From the entries below, gather each line containing the word "body".

**Extracted data**.

- - - - -

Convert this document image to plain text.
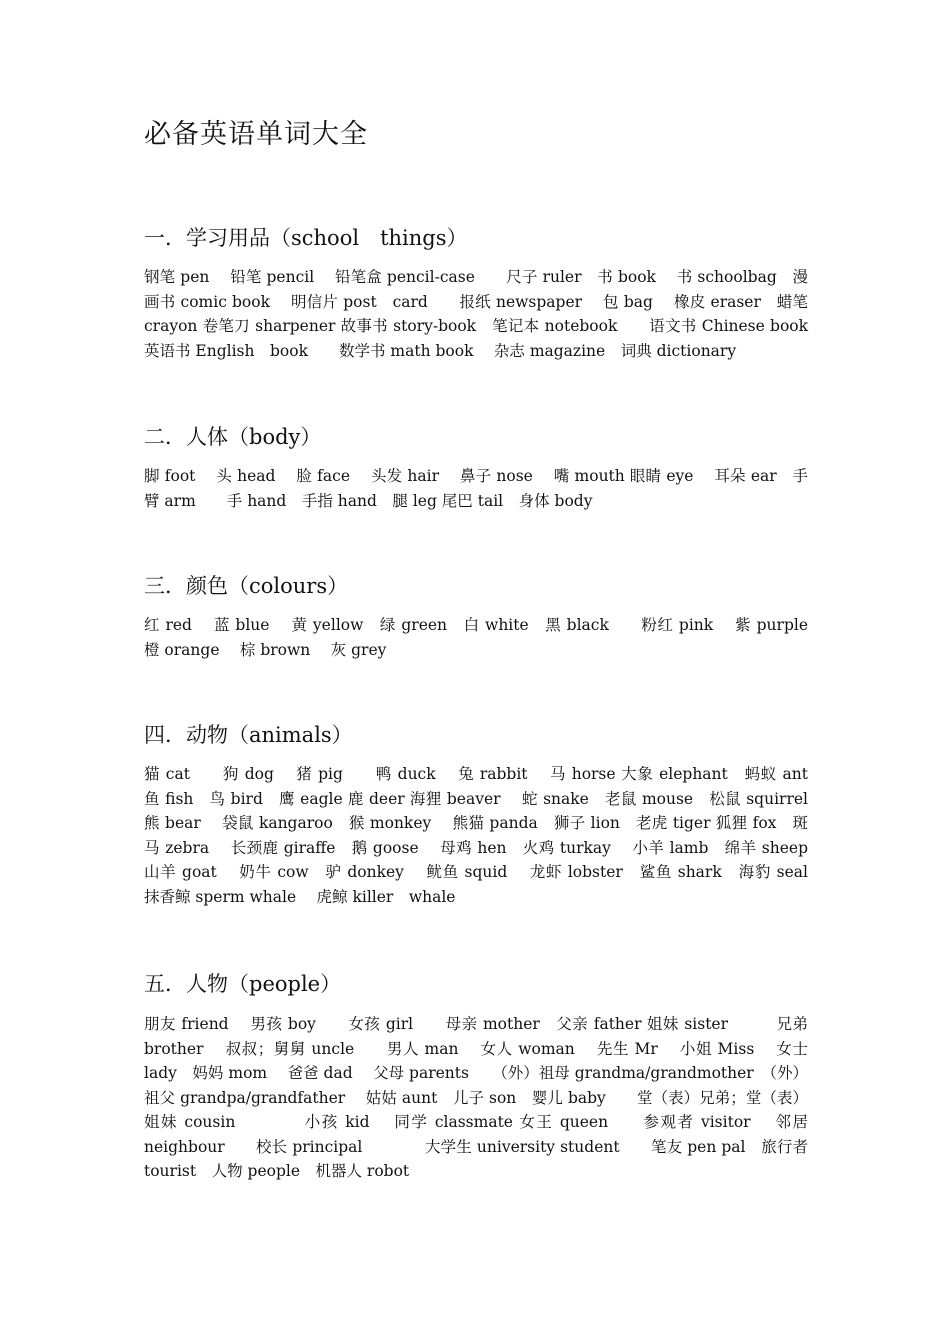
必备英语单词大全
一．学习用品（school　things）

钢笔 pen　 铅笔 pencil　 铅笔盒 pencil-case　　尺子 ruler　书 book　 书 schoolbag　漫画书 comic book　 明信片 post　card　　报纸 newspaper　 包 bag　 橡皮 eraser　蜡笔 crayon 卷笔刀 sharpener 故事书 story-book　笔记本 notebook　　语文书 Chinese book　英语书 English　book　　数学书 math book　 杂志 magazine　词典 dictionary

二．人体（body）

脚 foot　 头 head　 脸 face　 头发 hair　 鼻子 nose　 嘴 mouth 眼睛 eye　 耳朵 ear　手臂 arm　　手 hand　手指 hand　腿 leg 尾巴 tail　身体 body

三．颜色（colours）

红 red　 蓝 blue　 黄 yellow　绿 green　白 white　黑 black　　粉红 pink　 紫 purple　橙 orange　 棕 brown　 灰 grey

四．动物（animals）

猫 cat　　狗 dog　 猪 pig　　鸭 duck　 兔 rabbit　 马 horse 大象 elephant　蚂蚁 ant　鱼 fish　鸟 bird　鹰 eagle 鹿 deer 海狸 beaver　 蛇 snake　老鼠 mouse　松鼠 squirrel　熊 bear　 袋鼠 kangaroo　猴 monkey　 熊猫 panda　狮子 lion　老虎 tiger 狐狸 fox　斑马 zebra　 长颈鹿 giraffe　鹅 goose　 母鸡 hen　火鸡 turkay　 小羊 lamb　绵羊 sheep　山羊 goat　 奶牛 cow　驴 donkey　 鱿鱼 squid　 龙虾 lobster　鲨鱼 shark　海豹 seal　抹香鲸 sperm whale　 虎鲸 killer　whale

五．人物（people）

朋友 friend　 男孩 boy　　女孩 girl　　母亲 mother　父亲 father 姐妹 sister　　　兄弟 brother　 叔叔；舅舅 uncle　　男人 man　 女人 woman　 先生 Mr　 小姐 Miss　 女士 lady　妈妈 mom　 爸爸 dad　 父母 parents　　（外）祖母 grandma/grandmother　（外）祖父 grandpa/grandfather　 姑姑 aunt　儿子 son　婴儿 baby　　堂（表）兄弟；堂（表）姐妹 cousin　　　　小孩 kid　 同学 classmate 女王 queen　　参观者 visitor　 邻居 neighbour　　校长 principal　　　　大学生 university student　　笔友 pen pal　旅行者 tourist　人物 people　机器人 robot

- - - - -

**Finished exercise**.
二．人体（body）
脚 foot　 头 head　 脸 face　 头发 hair　 鼻子 nose　 嘴 mouth 眼睛 eye　 耳朵 ear　手臂 arm　　手 hand　手指 hand　腿 leg 尾巴 tail　身体 body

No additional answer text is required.